Quote every entry word for word.

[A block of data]

◆ ◆ ◆

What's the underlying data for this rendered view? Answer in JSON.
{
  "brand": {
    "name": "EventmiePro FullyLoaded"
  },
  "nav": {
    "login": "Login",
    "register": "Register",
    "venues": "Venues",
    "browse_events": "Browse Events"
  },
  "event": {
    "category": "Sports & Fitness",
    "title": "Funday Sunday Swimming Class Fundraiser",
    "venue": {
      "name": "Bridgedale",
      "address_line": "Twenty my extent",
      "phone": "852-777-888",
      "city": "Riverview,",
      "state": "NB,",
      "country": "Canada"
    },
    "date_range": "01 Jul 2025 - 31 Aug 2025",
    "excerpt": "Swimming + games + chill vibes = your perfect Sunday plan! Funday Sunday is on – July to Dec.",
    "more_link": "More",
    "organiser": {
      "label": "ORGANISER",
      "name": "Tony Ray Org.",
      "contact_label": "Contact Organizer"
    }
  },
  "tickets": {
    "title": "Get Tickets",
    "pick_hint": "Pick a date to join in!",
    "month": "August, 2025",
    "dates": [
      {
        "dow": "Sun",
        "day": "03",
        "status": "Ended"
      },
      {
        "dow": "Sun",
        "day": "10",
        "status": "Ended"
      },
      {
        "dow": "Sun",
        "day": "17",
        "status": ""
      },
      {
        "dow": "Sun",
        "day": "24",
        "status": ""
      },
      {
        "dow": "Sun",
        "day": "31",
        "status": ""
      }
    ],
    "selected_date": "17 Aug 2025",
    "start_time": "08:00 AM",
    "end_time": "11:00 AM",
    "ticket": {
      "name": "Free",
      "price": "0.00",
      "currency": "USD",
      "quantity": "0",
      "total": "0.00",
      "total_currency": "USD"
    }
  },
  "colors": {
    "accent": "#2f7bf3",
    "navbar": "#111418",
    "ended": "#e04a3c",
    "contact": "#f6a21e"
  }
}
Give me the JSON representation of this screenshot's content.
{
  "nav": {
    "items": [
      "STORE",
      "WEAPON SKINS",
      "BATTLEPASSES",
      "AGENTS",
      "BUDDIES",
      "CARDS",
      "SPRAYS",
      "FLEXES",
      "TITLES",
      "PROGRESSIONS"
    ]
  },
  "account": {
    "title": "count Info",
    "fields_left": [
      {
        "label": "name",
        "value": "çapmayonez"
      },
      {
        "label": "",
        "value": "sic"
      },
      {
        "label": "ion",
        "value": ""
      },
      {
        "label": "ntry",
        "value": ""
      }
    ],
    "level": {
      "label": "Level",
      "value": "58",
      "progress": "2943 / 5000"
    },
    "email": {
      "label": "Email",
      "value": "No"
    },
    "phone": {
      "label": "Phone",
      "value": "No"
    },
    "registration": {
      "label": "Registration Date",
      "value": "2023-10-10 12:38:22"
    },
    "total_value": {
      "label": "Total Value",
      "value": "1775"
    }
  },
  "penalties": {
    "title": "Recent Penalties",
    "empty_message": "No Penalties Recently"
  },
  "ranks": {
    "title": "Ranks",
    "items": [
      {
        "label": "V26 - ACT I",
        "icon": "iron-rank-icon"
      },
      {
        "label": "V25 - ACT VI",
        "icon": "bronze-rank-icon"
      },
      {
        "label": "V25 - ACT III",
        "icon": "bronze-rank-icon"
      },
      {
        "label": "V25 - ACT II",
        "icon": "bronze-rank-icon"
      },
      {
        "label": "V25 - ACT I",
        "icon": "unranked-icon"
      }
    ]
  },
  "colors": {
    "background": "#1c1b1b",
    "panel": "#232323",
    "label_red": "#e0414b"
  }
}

◆ ◆ ◆

TASK OUTPUT
What's the underlying data for this rendered view? Answer in JSON.
{
  "brand": {
    "name": "EventmiePro FullyLoaded"
  },
  "nav": {
    "login": "Login",
    "register": "Register",
    "venues": "Venues",
    "browse_events": "Browse Events"
  },
  "event": {
    "category": "Sports & Fitness",
    "title": "Funday Sunday Swimming Class Fundraiser",
    "venue": {
      "name": "Bridgedale",
      "address_line": "Twenty my extent",
      "phone": "852-777-888",
      "city": "Riverview,",
      "state": "NB,",
      "country": "Canada"
    },
    "date_range": "01 Jul 2025 - 31 Aug 2025",
    "excerpt": "Swimming + games + chill vibes = your perfect Sunday plan! Funday Sunday is on – July to Dec.",
    "more_link": "More",
    "organiser": {
      "label": "ORGANISER",
      "name": "Tony Ray Org.",
      "contact_label": "Contact Organizer"
    }
  },
  "tickets": {
    "title": "Get Tickets",
    "pick_hint": "Pick a date to join in!",
    "month": "August, 2025",
    "dates": [
      {
        "dow": "Sun",
        "day": "03",
        "status": "Ended"
      },
      {
        "dow": "Sun",
        "day": "10",
        "status": "Ended"
      },
      {
        "dow": "Sun",
        "day": "17",
        "status": ""
      },
      {
        "dow": "Sun",
        "day": "24",
        "status": ""
      },
      {
        "dow": "Sun",
        "day": "31",
        "status": ""
      }
    ],
    "selected_date": "17 Aug 2025",
    "start_time": "08:00 AM",
    "end_time": "11:00 AM",
    "ticket": {
      "name": "Free",
      "price": "0.00",
      "currency": "USD",
      "quantity": "0",
      "total": "0.00",
      "total_currency": "USD"
    }
  },
  "colors": {
    "accent": "#2f7bf3",
    "navbar": "#111418",
    "ended": "#e04a3c",
    "contact": "#f6a21e"
  }
}
Give me the JSON representation of this screenshot's content.
{
  "nav": {
    "items": [
      "STORE",
      "WEAPON SKINS",
      "BATTLEPASSES",
      "AGENTS",
      "BUDDIES",
      "CARDS",
      "SPRAYS",
      "FLEXES",
      "TITLES",
      "PROGRESSIONS"
    ]
  },
  "account": {
    "title": "count Info",
    "fields_left": [
      {
        "label": "name",
        "value": "çapmayonez"
      },
      {
        "label": "",
        "value": "sic"
      },
      {
        "label": "ion",
        "value": ""
      },
      {
        "label": "ntry",
        "value": ""
      }
    ],
    "level": {
      "label": "Level",
      "value": "58",
      "progress": "2943 / 5000"
    },
    "email": {
      "label": "Email",
      "value": "No"
    },
    "phone": {
      "label": "Phone",
      "value": "No"
    },
    "registration": {
      "label": "Registration Date",
      "value": "2023-10-10 12:38:22"
    },
    "total_value": {
      "label": "Total Value",
      "value": "1775"
    }
  },
  "penalties": {
    "title": "Recent Penalties",
    "empty_message": "No Penalties Recently"
  },
  "ranks": {
    "title": "Ranks",
    "items": [
      {
        "label": "V26 - ACT I",
        "icon": "iron-rank-icon"
      },
      {
        "label": "V25 - ACT VI",
        "icon": "bronze-rank-icon"
      },
      {
        "label": "V25 - ACT III",
        "icon": "bronze-rank-icon"
      },
      {
        "label": "V25 - ACT II",
        "icon": "bronze-rank-icon"
      },
      {
        "label": "V25 - ACT I",
        "icon": "unranked-icon"
      }
    ]
  },
  "colors": {
    "background": "#1c1b1b",
    "panel": "#232323",
    "label_red": "#e0414b"
  }
}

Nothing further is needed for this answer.